◆ What is expected: Copy each of the entries below faithfully, setting aside any pictures.

◆ Input material:
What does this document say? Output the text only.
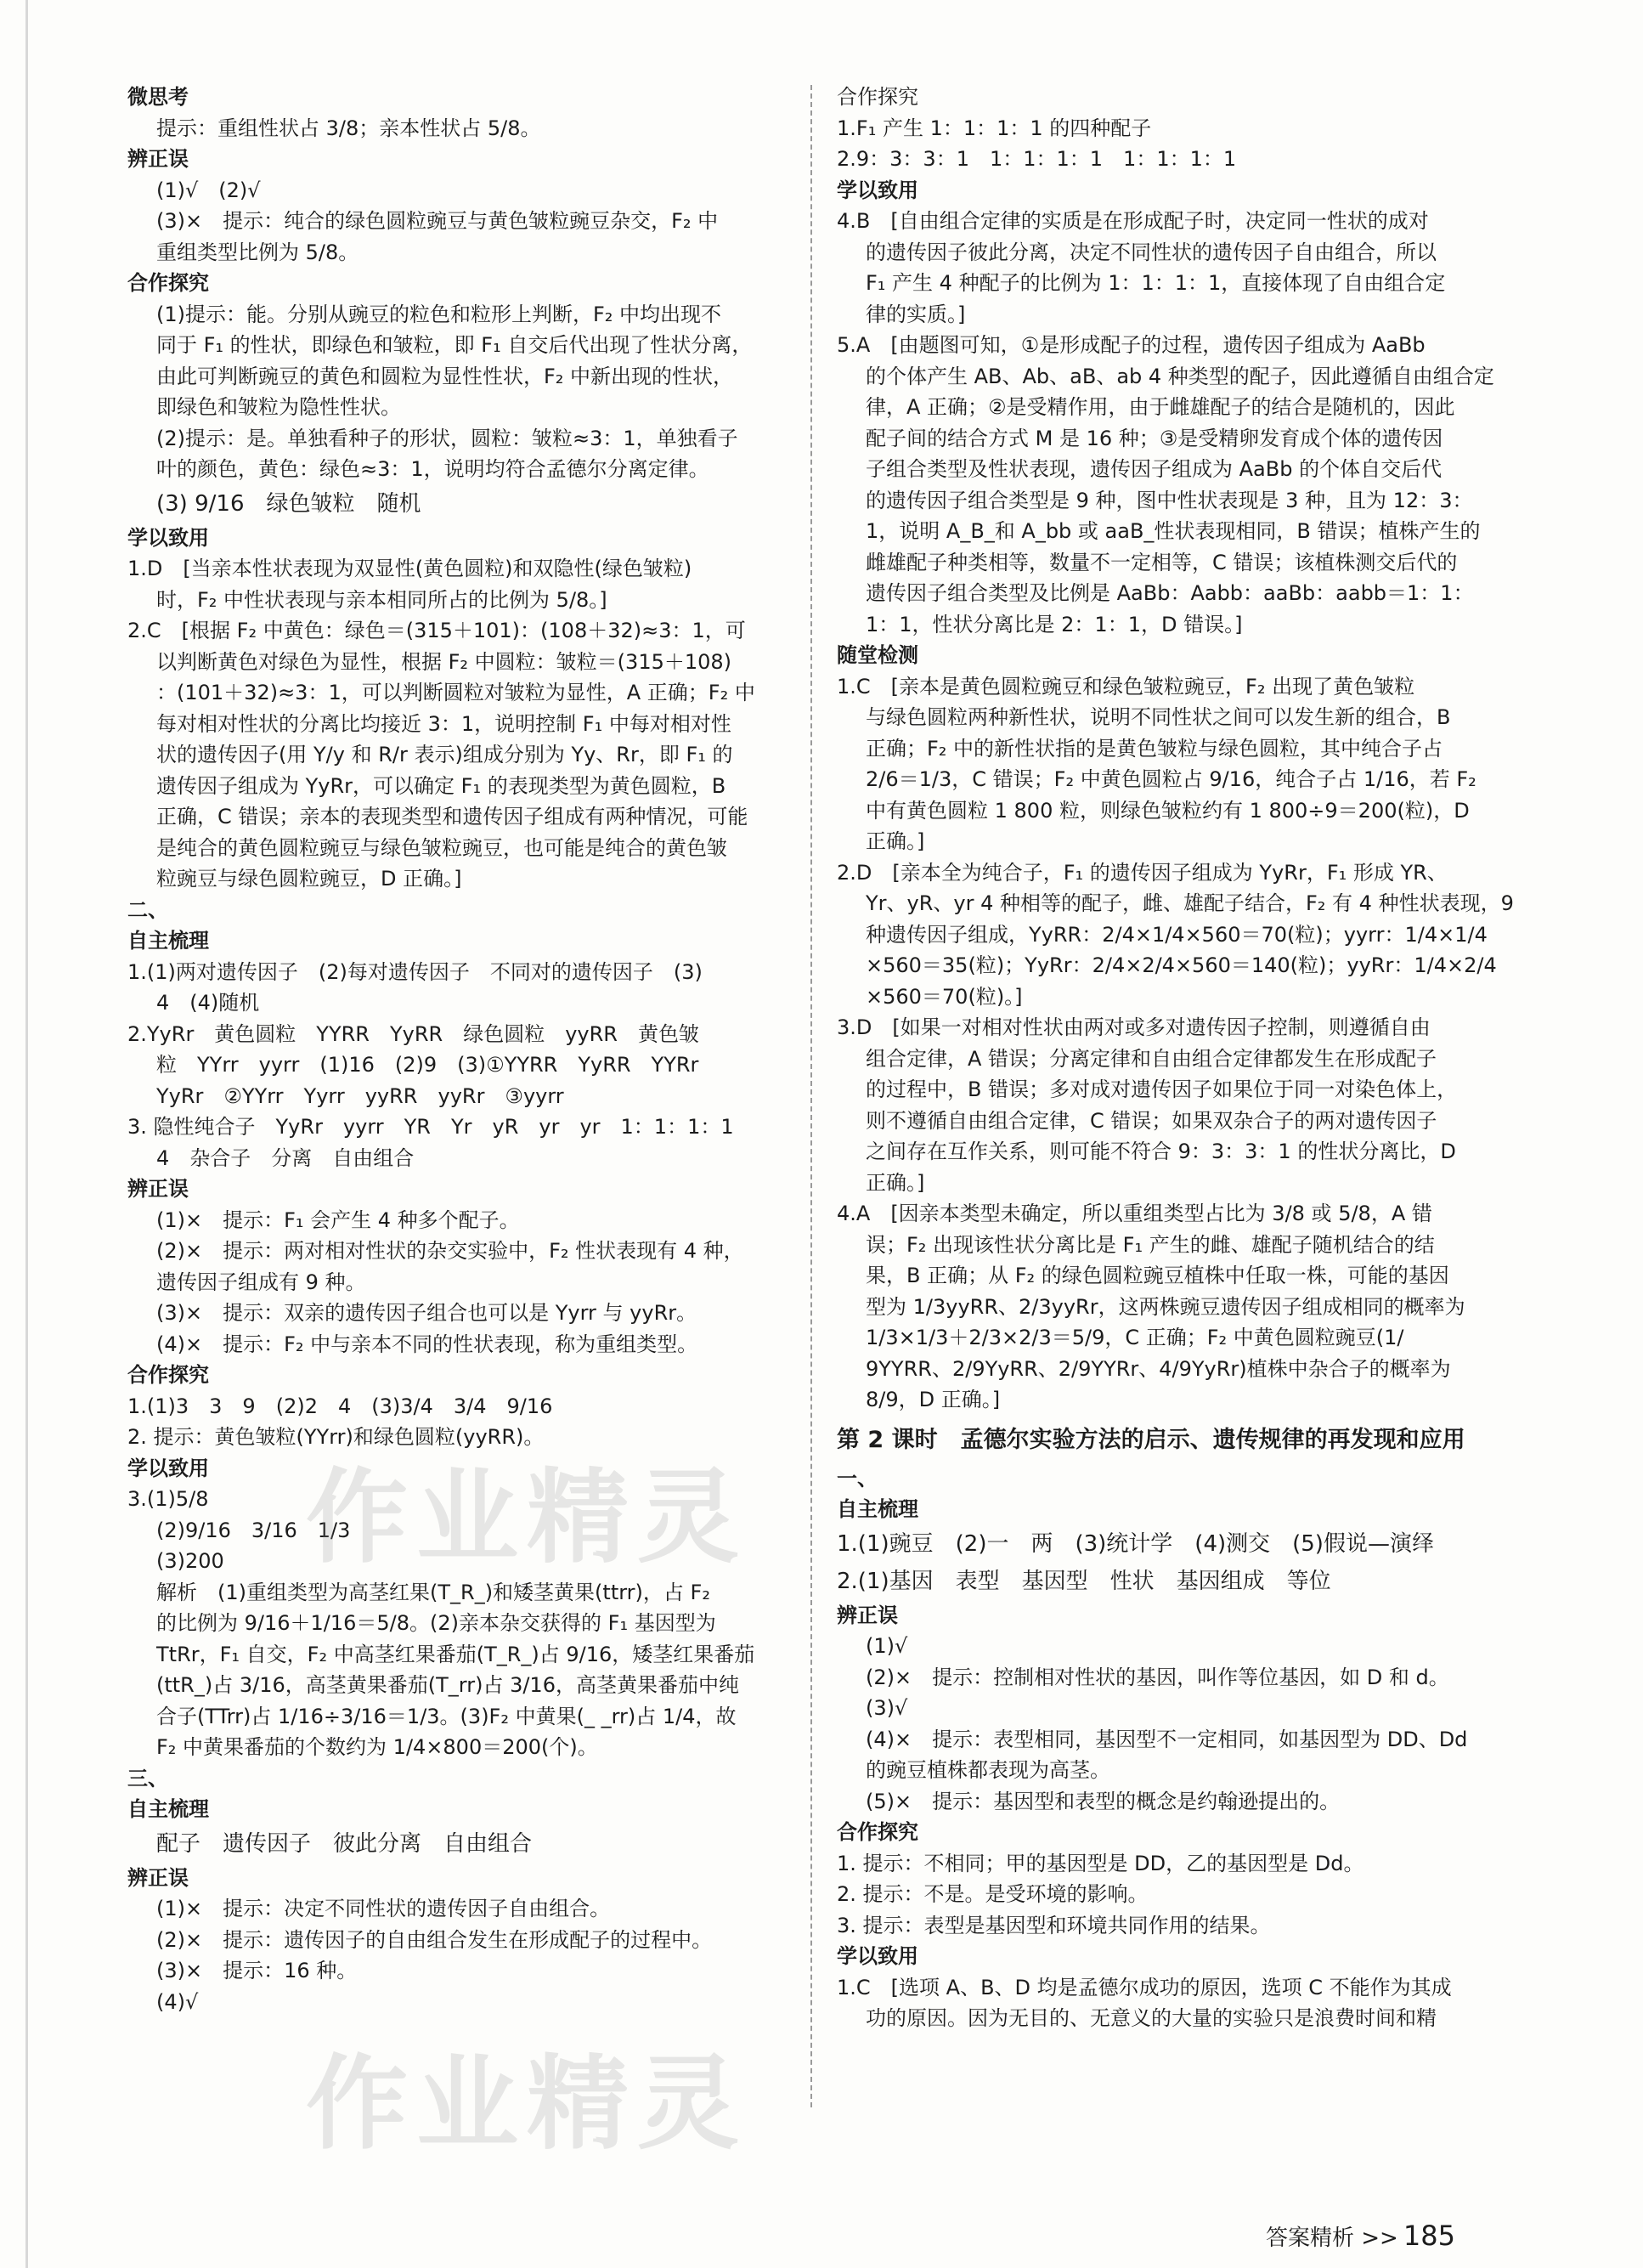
微思考
提示：重组性状占 3/8；亲本性状占 5/8。
辨正误
(1)√　(2)√
(3)×　提示：纯合的绿色圆粒豌豆与黄色皱粒豌豆杂交，F₂ 中
重组类型比例为 5/8。
合作探究
(1)提示：能。分别从豌豆的粒色和粒形上判断，F₂ 中均出现不
同于 F₁ 的性状，即绿色和皱粒，即 F₁ 自交后代出现了性状分离，
由此可判断豌豆的黄色和圆粒为显性性状，F₂ 中新出现的性状，
即绿色和皱粒为隐性性状。
(2)提示：是。单独看种子的形状，圆粒：皱粒≈3：1，单独看子
叶的颜色，黄色：绿色≈3：1，说明均符合孟德尔分离定律。
(3) 9/16　绿色皱粒　随机
学以致用
1.D　[当亲本性状表现为双显性(黄色圆粒)和双隐性(绿色皱粒)
时，F₂ 中性状表现与亲本相同所占的比例为 5/8。]
2.C　[根据 F₂ 中黄色：绿色＝(315＋101)：(108＋32)≈3：1，可
以判断黄色对绿色为显性，根据 F₂ 中圆粒：皱粒＝(315＋108)
：(101＋32)≈3：1，可以判断圆粒对皱粒为显性，A 正确；F₂ 中
每对相对性状的分离比均接近 3：1，说明控制 F₁ 中每对相对性
状的遗传因子(用 Y/y 和 R/r 表示)组成分别为 Yy、Rr，即 F₁ 的
遗传因子组成为 YyRr，可以确定 F₁ 的表现类型为黄色圆粒，B
正确，C 错误；亲本的表现类型和遗传因子组成有两种情况，可能
是纯合的黄色圆粒豌豆与绿色皱粒豌豆，也可能是纯合的黄色皱
粒豌豆与绿色圆粒豌豆，D 正确。]
二、
自主梳理
1.(1)两对遗传因子　(2)每对遗传因子　不同对的遗传因子　(3)
4　(4)随机
2.YyRr　黄色圆粒　YYRR　YyRR　绿色圆粒　yyRR　黄色皱
粒　YYrr　yyrr　(1)16　(2)9　(3)①YYRR　YyRR　YYRr
YyRr　②YYrr　Yyrr　yyRR　yyRr　③yyrr
3. 隐性纯合子　YyRr　yyrr　YR　Yr　yR　yr　yr　1：1：1：1
4　杂合子　分离　自由组合
辨正误
(1)×　提示：F₁ 会产生 4 种多个配子。
(2)×　提示：两对相对性状的杂交实验中，F₂ 性状表现有 4 种，
遗传因子组成有 9 种。
(3)×　提示：双亲的遗传因子组合也可以是 Yyrr 与 yyRr。
(4)×　提示：F₂ 中与亲本不同的性状表现，称为重组类型。
合作探究
1.(1)3　3　9　(2)2　4　(3)3/4　3/4　9/16
2. 提示：黄色皱粒(YYrr)和绿色圆粒(yyRR)。
学以致用
3.(1)5/8
(2)9/16　3/16　1/3
(3)200
解析　(1)重组类型为高茎红果(T_R_)和矮茎黄果(ttrr)，占 F₂
的比例为 9/16＋1/16＝5/8。(2)亲本杂交获得的 F₁ 基因型为
TtRr，F₁ 自交，F₂ 中高茎红果番茄(T_R_)占 9/16，矮茎红果番茄
(ttR_)占 3/16，高茎黄果番茄(T_rr)占 3/16，高茎黄果番茄中纯
合子(TTrr)占 1/16÷3/16＝1/3。(3)F₂ 中黄果(_ _rr)占 1/4，故
F₂ 中黄果番茄的个数约为 1/4×800＝200(个)。
三、
自主梳理
配子　遗传因子　彼此分离　自由组合
辨正误
(1)×　提示：决定不同性状的遗传因子自由组合。
(2)×　提示：遗传因子的自由组合发生在形成配子的过程中。
(3)×　提示：16 种。
(4)√
合作探究
1.F₁ 产生 1：1：1：1 的四种配子
2.9：3：3：1　1：1：1：1　1：1：1：1
学以致用
4.B　[自由组合定律的实质是在形成配子时，决定同一性状的成对
的遗传因子彼此分离，决定不同性状的遗传因子自由组合，所以
F₁ 产生 4 种配子的比例为 1：1：1：1，直接体现了自由组合定
律的实质。]
5.A　[由题图可知，①是形成配子的过程，遗传因子组成为 AaBb
的个体产生 AB、Ab、aB、ab 4 种类型的配子，因此遵循自由组合定
律，A 正确；②是受精作用，由于雌雄配子的结合是随机的，因此
配子间的结合方式 M 是 16 种；③是受精卵发育成个体的遗传因
子组合类型及性状表现，遗传因子组成为 AaBb 的个体自交后代
的遗传因子组合类型是 9 种，图中性状表现是 3 种，且为 12：3：
1，说明 A_B_和 A_bb 或 aaB_性状表现相同，B 错误；植株产生的
雌雄配子种类相等，数量不一定相等，C 错误；该植株测交后代的
遗传因子组合类型及比例是 AaBb：Aabb：aaBb：aabb＝1：1：
1：1，性状分离比是 2：1：1，D 错误。]
随堂检测
1.C　[亲本是黄色圆粒豌豆和绿色皱粒豌豆，F₂ 出现了黄色皱粒
与绿色圆粒两种新性状，说明不同性状之间可以发生新的组合，B
正确；F₂ 中的新性状指的是黄色皱粒与绿色圆粒，其中纯合子占
2/6＝1/3，C 错误；F₂ 中黄色圆粒占 9/16，纯合子占 1/16，若 F₂
中有黄色圆粒 1 800 粒，则绿色皱粒约有 1 800÷9＝200(粒)，D
正确。]
2.D　[亲本全为纯合子，F₁ 的遗传因子组成为 YyRr，F₁ 形成 YR、
Yr、yR、yr 4 种相等的配子，雌、雄配子结合，F₂ 有 4 种性状表现，9
种遗传因子组成，YyRR：2/4×1/4×560＝70(粒)；yyrr：1/4×1/4
×560＝35(粒)；YyRr：2/4×2/4×560＝140(粒)；yyRr：1/4×2/4
×560＝70(粒)。]
3.D　[如果一对相对性状由两对或多对遗传因子控制，则遵循自由
组合定律，A 错误；分离定律和自由组合定律都发生在形成配子
的过程中，B 错误；多对成对遗传因子如果位于同一对染色体上，
则不遵循自由组合定律，C 错误；如果双杂合子的两对遗传因子
之间存在互作关系，则可能不符合 9：3：3：1 的性状分离比，D
正确。]
4.A　[因亲本类型未确定，所以重组类型占比为 3/8 或 5/8，A 错
误；F₂ 出现该性状分离比是 F₁ 产生的雌、雄配子随机结合的结
果，B 正确；从 F₂ 的绿色圆粒豌豆植株中任取一株，可能的基因
型为 1/3yyRR、2/3yyRr，这两株豌豆遗传因子组成相同的概率为
1/3×1/3＋2/3×2/3＝5/9，C 正确；F₂ 中黄色圆粒豌豆(1/
9YYRR、2/9YyRR、2/9YYRr、4/9YyRr)植株中杂合子的概率为
8/9，D 正确。]
第 2 课时　孟德尔实验方法的启示、遗传规律的再发现和应用
一、
自主梳理
1.(1)豌豆　(2)一　两　(3)统计学　(4)测交　(5)假说—演绎
2.(1)基因　表型　基因型　性状　基因组成　等位
辨正误
(1)√
(2)×　提示：控制相对性状的基因，叫作等位基因，如 D 和 d。
(3)√
(4)×　提示：表型相同，基因型不一定相同，如基因型为 DD、Dd
的豌豆植株都表现为高茎。
(5)×　提示：基因型和表型的概念是约翰逊提出的。
合作探究
1. 提示：不相同；甲的基因型是 DD，乙的基因型是 Dd。
2. 提示：不是。是受环境的影响。
3. 提示：表型是基因型和环境共同作用的结果。
学以致用
1.C　[选项 A、B、D 均是孟德尔成功的原因，选项 C 不能作为其成
功的原因。因为无目的、无意义的大量的实验只是浪费时间和精
作业精灵
作业精灵
答案精析 >> 185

◆ Correct answer:
What does this document say? Output the text only.
微思考
提示：重组性状占 3/8；亲本性状占 5/8。
辨正误
(1)√　(2)√
(3)×　提示：纯合的绿色圆粒豌豆与黄色皱粒豌豆杂交，F₂ 中
重组类型比例为 5/8。
合作探究
(1)提示：能。分别从豌豆的粒色和粒形上判断，F₂ 中均出现不
同于 F₁ 的性状，即绿色和皱粒，即 F₁ 自交后代出现了性状分离，
由此可判断豌豆的黄色和圆粒为显性性状，F₂ 中新出现的性状，
即绿色和皱粒为隐性性状。
(2)提示：是。单独看种子的形状，圆粒：皱粒≈3：1，单独看子
叶的颜色，黄色：绿色≈3：1，说明均符合孟德尔分离定律。
(3) 9/16　绿色皱粒　随机
学以致用
1.D　[当亲本性状表现为双显性(黄色圆粒)和双隐性(绿色皱粒)
时，F₂ 中性状表现与亲本相同所占的比例为 5/8。]
2.C　[根据 F₂ 中黄色：绿色＝(315＋101)：(108＋32)≈3：1，可
以判断黄色对绿色为显性，根据 F₂ 中圆粒：皱粒＝(315＋108)
：(101＋32)≈3：1，可以判断圆粒对皱粒为显性，A 正确；F₂ 中
每对相对性状的分离比均接近 3：1，说明控制 F₁ 中每对相对性
状的遗传因子(用 Y/y 和 R/r 表示)组成分别为 Yy、Rr，即 F₁ 的
遗传因子组成为 YyRr，可以确定 F₁ 的表现类型为黄色圆粒，B
正确，C 错误；亲本的表现类型和遗传因子组成有两种情况，可能
是纯合的黄色圆粒豌豆与绿色皱粒豌豆，也可能是纯合的黄色皱
粒豌豆与绿色圆粒豌豆，D 正确。]
二、
自主梳理
1.(1)两对遗传因子　(2)每对遗传因子　不同对的遗传因子　(3)
4　(4)随机
2.YyRr　黄色圆粒　YYRR　YyRR　绿色圆粒　yyRR　黄色皱
粒　YYrr　yyrr　(1)16　(2)9　(3)①YYRR　YyRR　YYRr
YyRr　②YYrr　Yyrr　yyRR　yyRr　③yyrr
3. 隐性纯合子　YyRr　yyrr　YR　Yr　yR　yr　yr　1：1：1：1
4　杂合子　分离　自由组合
辨正误
(1)×　提示：F₁ 会产生 4 种多个配子。
(2)×　提示：两对相对性状的杂交实验中，F₂ 性状表现有 4 种，
遗传因子组成有 9 种。
(3)×　提示：双亲的遗传因子组合也可以是 Yyrr 与 yyRr。
(4)×　提示：F₂ 中与亲本不同的性状表现，称为重组类型。
合作探究
1.(1)3　3　9　(2)2　4　(3)3/4　3/4　9/16
2. 提示：黄色皱粒(YYrr)和绿色圆粒(yyRR)。
学以致用
3.(1)5/8
(2)9/16　3/16　1/3
(3)200
解析　(1)重组类型为高茎红果(T_R_)和矮茎黄果(ttrr)，占 F₂
的比例为 9/16＋1/16＝5/8。(2)亲本杂交获得的 F₁ 基因型为
TtRr，F₁ 自交，F₂ 中高茎红果番茄(T_R_)占 9/16，矮茎红果番茄
(ttR_)占 3/16，高茎黄果番茄(T_rr)占 3/16，高茎黄果番茄中纯
合子(TTrr)占 1/16÷3/16＝1/3。(3)F₂ 中黄果(_ _rr)占 1/4，故
F₂ 中黄果番茄的个数约为 1/4×800＝200(个)。
三、
自主梳理
配子　遗传因子　彼此分离　自由组合
辨正误
(1)×　提示：决定不同性状的遗传因子自由组合。
(2)×　提示：遗传因子的自由组合发生在形成配子的过程中。
(3)×　提示：16 种。
(4)√
合作探究
1.F₁ 产生 1：1：1：1 的四种配子
2.9：3：3：1　1：1：1：1　1：1：1：1
学以致用
4.B　[自由组合定律的实质是在形成配子时，决定同一性状的成对
的遗传因子彼此分离，决定不同性状的遗传因子自由组合，所以
F₁ 产生 4 种配子的比例为 1：1：1：1，直接体现了自由组合定
律的实质。]
5.A　[由题图可知，①是形成配子的过程，遗传因子组成为 AaBb
的个体产生 AB、Ab、aB、ab 4 种类型的配子，因此遵循自由组合定
律，A 正确；②是受精作用，由于雌雄配子的结合是随机的，因此
配子间的结合方式 M 是 16 种；③是受精卵发育成个体的遗传因
子组合类型及性状表现，遗传因子组成为 AaBb 的个体自交后代
的遗传因子组合类型是 9 种，图中性状表现是 3 种，且为 12：3：
1，说明 A_B_和 A_bb 或 aaB_性状表现相同，B 错误；植株产生的
雌雄配子种类相等，数量不一定相等，C 错误；该植株测交后代的
遗传因子组合类型及比例是 AaBb：Aabb：aaBb：aabb＝1：1：
1：1，性状分离比是 2：1：1，D 错误。]
随堂检测
1.C　[亲本是黄色圆粒豌豆和绿色皱粒豌豆，F₂ 出现了黄色皱粒
与绿色圆粒两种新性状，说明不同性状之间可以发生新的组合，B
正确；F₂ 中的新性状指的是黄色皱粒与绿色圆粒，其中纯合子占
2/6＝1/3，C 错误；F₂ 中黄色圆粒占 9/16，纯合子占 1/16，若 F₂
中有黄色圆粒 1 800 粒，则绿色皱粒约有 1 800÷9＝200(粒)，D
正确。]
2.D　[亲本全为纯合子，F₁ 的遗传因子组成为 YyRr，F₁ 形成 YR、
Yr、yR、yr 4 种相等的配子，雌、雄配子结合，F₂ 有 4 种性状表现，9
种遗传因子组成，YyRR：2/4×1/4×560＝70(粒)；yyrr：1/4×1/4
×560＝35(粒)；YyRr：2/4×2/4×560＝140(粒)；yyRr：1/4×2/4
×560＝70(粒)。]
3.D　[如果一对相对性状由两对或多对遗传因子控制，则遵循自由
组合定律，A 错误；分离定律和自由组合定律都发生在形成配子
的过程中，B 错误；多对成对遗传因子如果位于同一对染色体上，
则不遵循自由组合定律，C 错误；如果双杂合子的两对遗传因子
之间存在互作关系，则可能不符合 9：3：3：1 的性状分离比，D
正确。]
4.A　[因亲本类型未确定，所以重组类型占比为 3/8 或 5/8，A 错
误；F₂ 出现该性状分离比是 F₁ 产生的雌、雄配子随机结合的结
果，B 正确；从 F₂ 的绿色圆粒豌豆植株中任取一株，可能的基因
型为 1/3yyRR、2/3yyRr，这两株豌豆遗传因子组成相同的概率为
1/3×1/3＋2/3×2/3＝5/9，C 正确；F₂ 中黄色圆粒豌豆(1/
9YYRR、2/9YyRR、2/9YYRr、4/9YyRr)植株中杂合子的概率为
8/9，D 正确。]
第 2 课时　孟德尔实验方法的启示、遗传规律的再发现和应用
一、
自主梳理
1.(1)豌豆　(2)一　两　(3)统计学　(4)测交　(5)假说—演绎
2.(1)基因　表型　基因型　性状　基因组成　等位
辨正误
(1)√
(2)×　提示：控制相对性状的基因，叫作等位基因，如 D 和 d。
(3)√
(4)×　提示：表型相同，基因型不一定相同，如基因型为 DD、Dd
的豌豆植株都表现为高茎。
(5)×　提示：基因型和表型的概念是约翰逊提出的。
合作探究
1. 提示：不相同；甲的基因型是 DD，乙的基因型是 Dd。
2. 提示：不是。是受环境的影响。
3. 提示：表型是基因型和环境共同作用的结果。
学以致用
1.C　[选项 A、B、D 均是孟德尔成功的原因，选项 C 不能作为其成
功的原因。因为无目的、无意义的大量的实验只是浪费时间和精
作业精灵
作业精灵
答案精析 >> 185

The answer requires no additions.